Goal: Retype all material exactly. Pictures stay out of the copy.

== The input

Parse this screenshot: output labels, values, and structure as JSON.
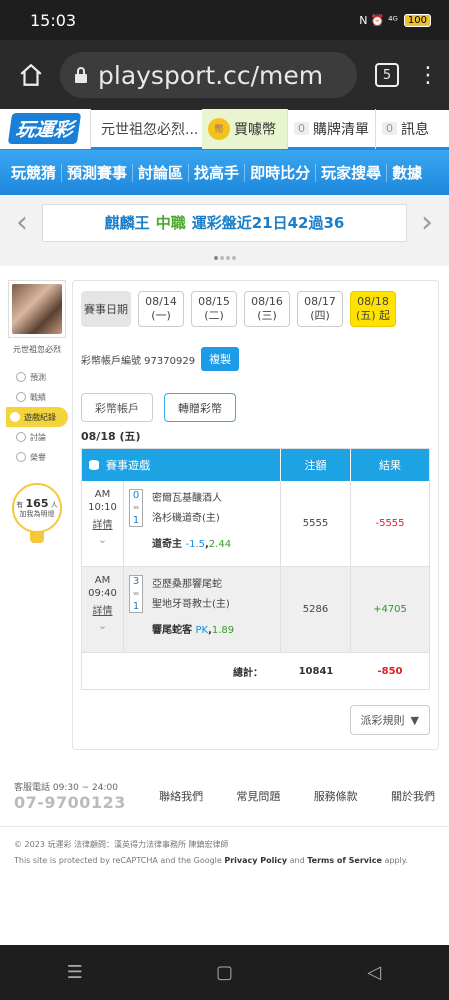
{
  "status": {
    "time": "15:03",
    "icons": "N ⏰ ⁴ᴳ",
    "battery": "100"
  },
  "browser": {
    "url": "playsport.cc/mem",
    "tabs_count": "5"
  },
  "topbar": {
    "logo": "玩運彩",
    "user": "元世祖忽必烈...",
    "coin_label": "買噱幣",
    "coin_icon": "幣",
    "cart_count": "0",
    "cart_label": "購牌清單",
    "msg_count": "0",
    "msg_label": "訊息"
  },
  "nav": [
    "玩競猜",
    "預測賽事",
    "討論區",
    "找高手",
    "即時比分",
    "玩家搜尋",
    "數據"
  ],
  "promo": {
    "part1": "麒麟王",
    "part2": "中職",
    "part3": "運彩盤近21日42過36"
  },
  "sidebar": {
    "name": "元世祖忽必烈",
    "links": [
      {
        "label": "預測",
        "icon": "◎"
      },
      {
        "label": "戰績",
        "icon": "◎"
      },
      {
        "label": "遊戲紀錄",
        "icon": "◎"
      },
      {
        "label": "討論",
        "icon": "◎"
      },
      {
        "label": "榮譽",
        "icon": "◎"
      }
    ],
    "likes_prefix": "有",
    "likes_count": "165",
    "likes_suffix": "人",
    "likes_text": "加我為明燈"
  },
  "dates": {
    "label": "賽事日期",
    "items": [
      {
        "date": "08/14",
        "day": "(一)"
      },
      {
        "date": "08/15",
        "day": "(二)"
      },
      {
        "date": "08/16",
        "day": "(三)"
      },
      {
        "date": "08/17",
        "day": "(四)"
      },
      {
        "date": "08/18",
        "day": "(五) 起"
      }
    ]
  },
  "account": {
    "label": "彩幣帳戶編號 97370929",
    "copy": "複製"
  },
  "tabs": {
    "coin_account": "彩幣帳戶",
    "transfer": "轉贈彩幣"
  },
  "date_heading": "08/18 (五)",
  "table": {
    "headers": {
      "game": "賽事遊戲",
      "amount": "注額",
      "result": "結果"
    },
    "rows": [
      {
        "ampm": "AM",
        "time": "10:10",
        "detail": "詳情",
        "score_away": "0",
        "score_home": "1",
        "vs": "vs",
        "away": "密爾瓦基釀酒人",
        "home": "洛杉磯道奇(主)",
        "pick": "道奇主",
        "handicap": "-1.5",
        "odds": "2.44",
        "amount": "5555",
        "result": "-5555"
      },
      {
        "ampm": "AM",
        "time": "09:40",
        "detail": "詳情",
        "score_away": "3",
        "score_home": "1",
        "vs": "vs",
        "away": "亞歷桑那響尾蛇",
        "home": "聖地牙哥教士(主)",
        "pick": "響尾蛇客",
        "handicap": "PK",
        "odds": "1.89",
        "amount": "5286",
        "result": "+4705"
      }
    ],
    "total_label": "總計：",
    "total_amount": "10841",
    "total_result": "-850"
  },
  "rules_button": "派彩規則",
  "footer": {
    "hotline_label": "客服電話 09:30 ~ 24:00",
    "hotline": "07-9700123",
    "links": [
      "聯絡我們",
      "常見問題",
      "服務條款",
      "關於我們"
    ],
    "copyright": "© 2023 玩運彩 法律顧問：漢英得力法律事務所 陳鎮宏律師",
    "recaptcha_prefix": "This site is protected by reCAPTCHA and the Google",
    "privacy": "Privacy Policy",
    "and": "and",
    "terms": "Terms of Service",
    "apply": "apply."
  },
  "sysnav": {
    "recent": "☰",
    "home": "▢",
    "back": "◁"
  }
}
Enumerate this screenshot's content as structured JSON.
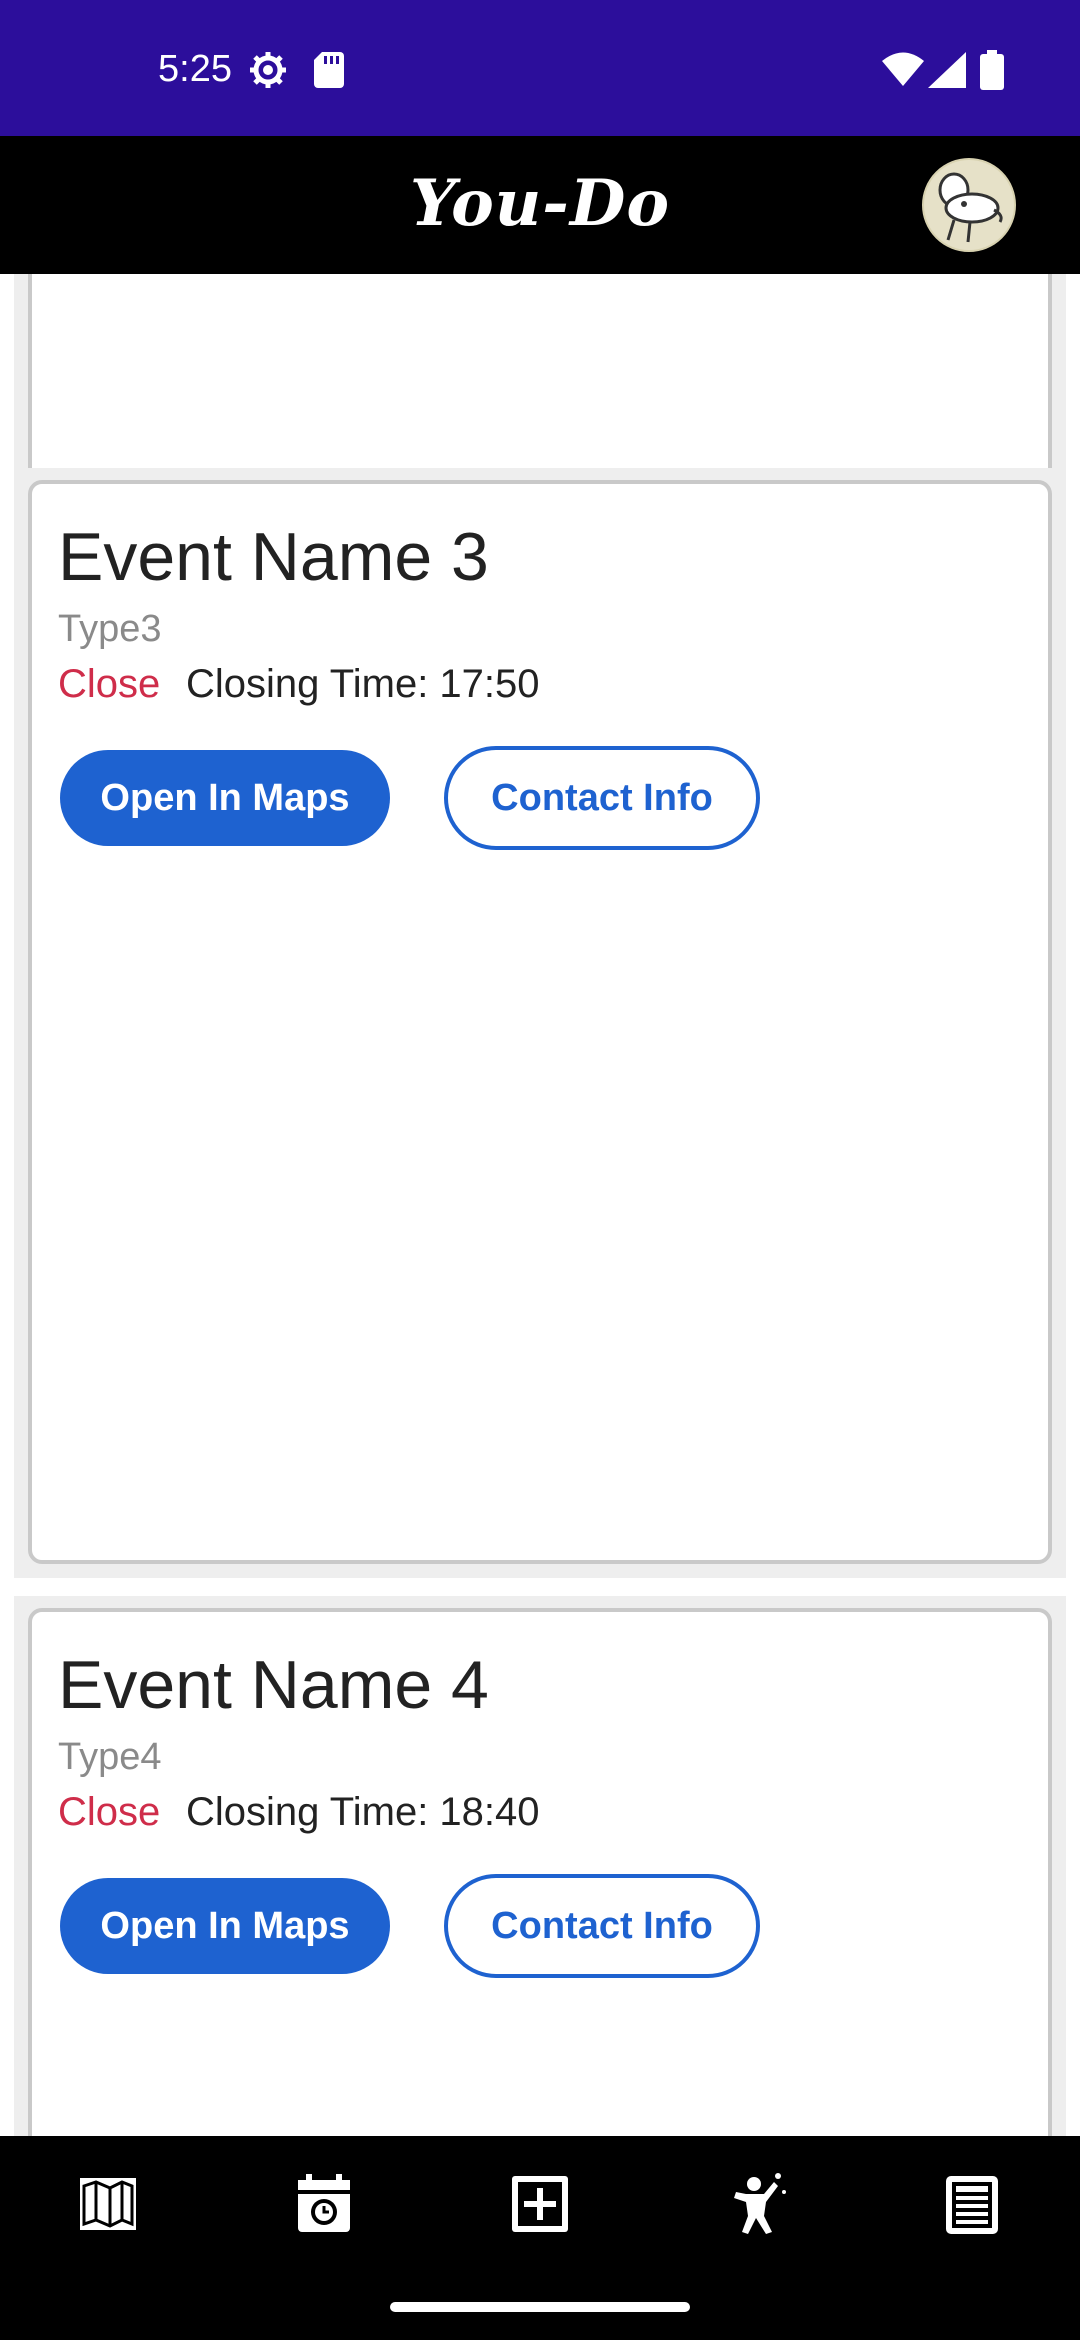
{
  "status_bar": {
    "time": "5:25",
    "icons": [
      "settings-gear-icon",
      "sd-card-icon",
      "wifi-icon",
      "cell-signal-icon",
      "battery-icon"
    ]
  },
  "app_bar": {
    "title": "You-Do",
    "avatar": "profile-avatar"
  },
  "events": [
    {
      "name": "Event Name 3",
      "type": "Type3",
      "status": "Close",
      "closing_time": "Closing Time: 17:50",
      "maps_label": "Open In Maps",
      "contact_label": "Contact Info"
    },
    {
      "name": "Event Name 4",
      "type": "Type4",
      "status": "Close",
      "closing_time": "Closing Time: 18:40",
      "maps_label": "Open In Maps",
      "contact_label": "Contact Info"
    }
  ],
  "bottom_nav": {
    "items": [
      "map-icon",
      "calendar-alarm-icon",
      "add-box-icon",
      "person-celebrate-icon",
      "notes-list-icon"
    ]
  },
  "colors": {
    "status_bar": "#2c0e9b",
    "app_bar": "#000000",
    "primary": "#1e62d0",
    "status_close": "#cf2d4a"
  }
}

====

Solution to this exercise:
Parse this screenshot: output labels, values, and structure as JSON.
{
  "status": {
    "time": "15:03",
    "icons": "N ⏰ ⁴ᴳ",
    "battery": "100"
  },
  "browser": {
    "url": "playsport.cc/mem",
    "tabs_count": "5"
  },
  "topbar": {
    "logo": "玩運彩",
    "user": "元世祖忽必烈...",
    "coin_label": "買噱幣",
    "coin_icon": "幣",
    "cart_count": "0",
    "cart_label": "購牌清單",
    "msg_count": "0",
    "msg_label": "訊息"
  },
  "nav": [
    "玩競猜",
    "預測賽事",
    "討論區",
    "找高手",
    "即時比分",
    "玩家搜尋",
    "數據"
  ],
  "promo": {
    "part1": "麒麟王",
    "part2": "中職",
    "part3": "運彩盤近21日42過36"
  },
  "sidebar": {
    "name": "元世祖忽必烈",
    "links": [
      {
        "label": "預測",
        "icon": "◎"
      },
      {
        "label": "戰績",
        "icon": "◎"
      },
      {
        "label": "遊戲紀錄",
        "icon": "◎"
      },
      {
        "label": "討論",
        "icon": "◎"
      },
      {
        "label": "榮譽",
        "icon": "◎"
      }
    ],
    "likes_prefix": "有",
    "likes_count": "165",
    "likes_suffix": "人",
    "likes_text": "加我為明燈"
  },
  "dates": {
    "label": "賽事日期",
    "items": [
      {
        "date": "08/14",
        "day": "(一)"
      },
      {
        "date": "08/15",
        "day": "(二)"
      },
      {
        "date": "08/16",
        "day": "(三)"
      },
      {
        "date": "08/17",
        "day": "(四)"
      },
      {
        "date": "08/18",
        "day": "(五) 起"
      }
    ]
  },
  "account": {
    "label": "彩幣帳戶編號 97370929",
    "copy": "複製"
  },
  "tabs": {
    "coin_account": "彩幣帳戶",
    "transfer": "轉贈彩幣"
  },
  "date_heading": "08/18 (五)",
  "table": {
    "headers": {
      "game": "賽事遊戲",
      "amount": "注額",
      "result": "結果"
    },
    "rows": [
      {
        "ampm": "AM",
        "time": "10:10",
        "detail": "詳情",
        "score_away": "0",
        "score_home": "1",
        "vs": "vs",
        "away": "密爾瓦基釀酒人",
        "home": "洛杉磯道奇(主)",
        "pick": "道奇主",
        "handicap": "-1.5",
        "odds": "2.44",
        "amount": "5555",
        "result": "-5555"
      },
      {
        "ampm": "AM",
        "time": "09:40",
        "detail": "詳情",
        "score_away": "3",
        "score_home": "1",
        "vs": "vs",
        "away": "亞歷桑那響尾蛇",
        "home": "聖地牙哥教士(主)",
        "pick": "響尾蛇客",
        "handicap": "PK",
        "odds": "1.89",
        "amount": "5286",
        "result": "+4705"
      }
    ],
    "total_label": "總計：",
    "total_amount": "10841",
    "total_result": "-850"
  },
  "rules_button": "派彩規則",
  "footer": {
    "hotline_label": "客服電話 09:30 ~ 24:00",
    "hotline": "07-9700123",
    "links": [
      "聯絡我們",
      "常見問題",
      "服務條款",
      "關於我們"
    ],
    "copyright": "© 2023 玩運彩 法律顧問：漢英得力法律事務所 陳鎮宏律師",
    "recaptcha_prefix": "This site is protected by reCAPTCHA and the Google",
    "privacy": "Privacy Policy",
    "and": "and",
    "terms": "Terms of Service",
    "apply": "apply."
  },
  "sysnav": {
    "recent": "☰",
    "home": "▢",
    "back": "◁"
  }
}
Enumerate this screenshot's content as structured JSON.
{
  "status_bar": {
    "time": "5:25",
    "icons": [
      "settings-gear-icon",
      "sd-card-icon",
      "wifi-icon",
      "cell-signal-icon",
      "battery-icon"
    ]
  },
  "app_bar": {
    "title": "You-Do",
    "avatar": "profile-avatar"
  },
  "events": [
    {
      "name": "Event Name 3",
      "type": "Type3",
      "status": "Close",
      "closing_time": "Closing Time: 17:50",
      "maps_label": "Open In Maps",
      "contact_label": "Contact Info"
    },
    {
      "name": "Event Name 4",
      "type": "Type4",
      "status": "Close",
      "closing_time": "Closing Time: 18:40",
      "maps_label": "Open In Maps",
      "contact_label": "Contact Info"
    }
  ],
  "bottom_nav": {
    "items": [
      "map-icon",
      "calendar-alarm-icon",
      "add-box-icon",
      "person-celebrate-icon",
      "notes-list-icon"
    ]
  },
  "colors": {
    "status_bar": "#2c0e9b",
    "app_bar": "#000000",
    "primary": "#1e62d0",
    "status_close": "#cf2d4a"
  }
}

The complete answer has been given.